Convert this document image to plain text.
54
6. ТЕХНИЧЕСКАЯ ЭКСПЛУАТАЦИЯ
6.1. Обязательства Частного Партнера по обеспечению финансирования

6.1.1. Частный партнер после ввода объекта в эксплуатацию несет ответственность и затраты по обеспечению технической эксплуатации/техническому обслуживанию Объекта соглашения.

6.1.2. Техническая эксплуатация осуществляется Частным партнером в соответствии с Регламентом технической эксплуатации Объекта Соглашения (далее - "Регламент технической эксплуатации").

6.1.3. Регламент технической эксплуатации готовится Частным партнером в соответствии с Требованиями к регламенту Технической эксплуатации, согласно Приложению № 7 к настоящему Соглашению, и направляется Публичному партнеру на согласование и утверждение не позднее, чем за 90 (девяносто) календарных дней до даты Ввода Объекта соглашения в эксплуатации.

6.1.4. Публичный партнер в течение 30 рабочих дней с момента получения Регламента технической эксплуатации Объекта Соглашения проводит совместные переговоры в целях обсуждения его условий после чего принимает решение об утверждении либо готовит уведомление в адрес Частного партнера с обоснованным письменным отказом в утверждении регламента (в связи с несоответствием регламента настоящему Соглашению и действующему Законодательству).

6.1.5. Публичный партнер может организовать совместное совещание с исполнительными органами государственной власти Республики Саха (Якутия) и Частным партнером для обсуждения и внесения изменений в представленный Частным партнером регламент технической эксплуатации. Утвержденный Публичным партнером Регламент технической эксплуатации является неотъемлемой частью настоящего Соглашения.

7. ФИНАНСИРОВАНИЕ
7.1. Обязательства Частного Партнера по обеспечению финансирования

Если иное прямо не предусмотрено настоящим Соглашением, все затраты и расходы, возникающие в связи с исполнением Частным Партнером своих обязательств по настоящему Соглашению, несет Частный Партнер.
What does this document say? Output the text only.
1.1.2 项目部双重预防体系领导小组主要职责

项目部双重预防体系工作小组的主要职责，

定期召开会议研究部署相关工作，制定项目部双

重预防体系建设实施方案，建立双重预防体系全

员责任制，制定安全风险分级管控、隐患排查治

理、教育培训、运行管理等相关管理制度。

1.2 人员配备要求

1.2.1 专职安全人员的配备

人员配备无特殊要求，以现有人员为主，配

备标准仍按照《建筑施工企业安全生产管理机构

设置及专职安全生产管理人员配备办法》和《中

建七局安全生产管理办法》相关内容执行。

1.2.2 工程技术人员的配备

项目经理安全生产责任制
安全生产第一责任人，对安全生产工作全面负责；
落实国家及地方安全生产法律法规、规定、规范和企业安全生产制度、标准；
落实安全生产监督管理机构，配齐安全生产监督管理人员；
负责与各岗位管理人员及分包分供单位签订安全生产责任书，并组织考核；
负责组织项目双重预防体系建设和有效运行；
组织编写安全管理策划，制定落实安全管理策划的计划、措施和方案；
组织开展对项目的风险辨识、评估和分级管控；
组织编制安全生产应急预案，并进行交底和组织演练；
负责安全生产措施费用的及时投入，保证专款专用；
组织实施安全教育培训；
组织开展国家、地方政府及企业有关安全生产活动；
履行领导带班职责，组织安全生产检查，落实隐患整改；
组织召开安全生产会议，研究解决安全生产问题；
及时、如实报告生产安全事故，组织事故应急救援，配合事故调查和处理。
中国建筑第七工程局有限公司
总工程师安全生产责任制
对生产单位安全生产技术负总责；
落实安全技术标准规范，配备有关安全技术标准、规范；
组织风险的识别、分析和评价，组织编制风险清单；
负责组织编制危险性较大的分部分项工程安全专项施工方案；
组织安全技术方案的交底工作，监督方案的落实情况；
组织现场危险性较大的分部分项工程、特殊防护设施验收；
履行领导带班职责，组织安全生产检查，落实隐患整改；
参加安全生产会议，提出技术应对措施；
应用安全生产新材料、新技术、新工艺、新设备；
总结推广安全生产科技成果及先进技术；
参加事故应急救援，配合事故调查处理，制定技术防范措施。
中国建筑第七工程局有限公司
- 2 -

### YOUR OBJECTIVE
Copy the data above exactly. Every line must be included.

### RESPONSE TO THIS EXERCISE
Convert this document image to plain text.
54
6. ТЕХНИЧЕСКАЯ ЭКСПЛУАТАЦИЯ
6.1. Обязательства Частного Партнера по обеспечению финансирования

6.1.1. Частный партнер после ввода объекта в эксплуатацию несет ответственность и затраты по обеспечению технической эксплуатации/техническому обслуживанию Объекта соглашения.

6.1.2. Техническая эксплуатация осуществляется Частным партнером в соответствии с Регламентом технической эксплуатации Объекта Соглашения (далее - "Регламент технической эксплуатации").

6.1.3. Регламент технической эксплуатации готовится Частным партнером в соответствии с Требованиями к регламенту Технической эксплуатации, согласно Приложению № 7 к настоящему Соглашению, и направляется Публичному партнеру на согласование и утверждение не позднее, чем за 90 (девяносто) календарных дней до даты Ввода Объекта соглашения в эксплуатации.

6.1.4. Публичный партнер в течение 30 рабочих дней с момента получения Регламента технической эксплуатации Объекта Соглашения проводит совместные переговоры в целях обсуждения его условий после чего принимает решение об утверждении либо готовит уведомление в адрес Частного партнера с обоснованным письменным отказом в утверждении регламента (в связи с несоответствием регламента настоящему Соглашению и действующему Законодательству).

6.1.5. Публичный партнер может организовать совместное совещание с исполнительными органами государственной власти Республики Саха (Якутия) и Частным партнером для обсуждения и внесения изменений в представленный Частным партнером регламент технической эксплуатации. Утвержденный Публичным партнером Регламент технической эксплуатации является неотъемлемой частью настоящего Соглашения.

7. ФИНАНСИРОВАНИЕ
7.1. Обязательства Частного Партнера по обеспечению финансирования

Если иное прямо не предусмотрено настоящим Соглашением, все затраты и расходы, возникающие в связи с исполнением Частным Партнером своих обязательств по настоящему Соглашению, несет Частный Партнер.
What does this document say? Output the text only.
1.1.2 项目部双重预防体系领导小组主要职责

项目部双重预防体系工作小组的主要职责，

定期召开会议研究部署相关工作，制定项目部双

重预防体系建设实施方案，建立双重预防体系全

员责任制，制定安全风险分级管控、隐患排查治

理、教育培训、运行管理等相关管理制度。

1.2 人员配备要求

1.2.1 专职安全人员的配备

人员配备无特殊要求，以现有人员为主，配

备标准仍按照《建筑施工企业安全生产管理机构

设置及专职安全生产管理人员配备办法》和《中

建七局安全生产管理办法》相关内容执行。

1.2.2 工程技术人员的配备

项目经理安全生产责任制
安全生产第一责任人，对安全生产工作全面负责；
落实国家及地方安全生产法律法规、规定、规范和企业安全生产制度、标准；
落实安全生产监督管理机构，配齐安全生产监督管理人员；
负责与各岗位管理人员及分包分供单位签订安全生产责任书，并组织考核；
负责组织项目双重预防体系建设和有效运行；
组织编写安全管理策划，制定落实安全管理策划的计划、措施和方案；
组织开展对项目的风险辨识、评估和分级管控；
组织编制安全生产应急预案，并进行交底和组织演练；
负责安全生产措施费用的及时投入，保证专款专用；
组织实施安全教育培训；
组织开展国家、地方政府及企业有关安全生产活动；
履行领导带班职责，组织安全生产检查，落实隐患整改；
组织召开安全生产会议，研究解决安全生产问题；
及时、如实报告生产安全事故，组织事故应急救援，配合事故调查和处理。
中国建筑第七工程局有限公司
总工程师安全生产责任制
对生产单位安全生产技术负总责；
落实安全技术标准规范，配备有关安全技术标准、规范；
组织风险的识别、分析和评价，组织编制风险清单；
负责组织编制危险性较大的分部分项工程安全专项施工方案；
组织安全技术方案的交底工作，监督方案的落实情况；
组织现场危险性较大的分部分项工程、特殊防护设施验收；
履行领导带班职责，组织安全生产检查，落实隐患整改；
参加安全生产会议，提出技术应对措施；
应用安全生产新材料、新技术、新工艺、新设备；
总结推广安全生产科技成果及先进技术；
参加事故应急救援，配合事故调查处理，制定技术防范措施。
中国建筑第七工程局有限公司
- 2 -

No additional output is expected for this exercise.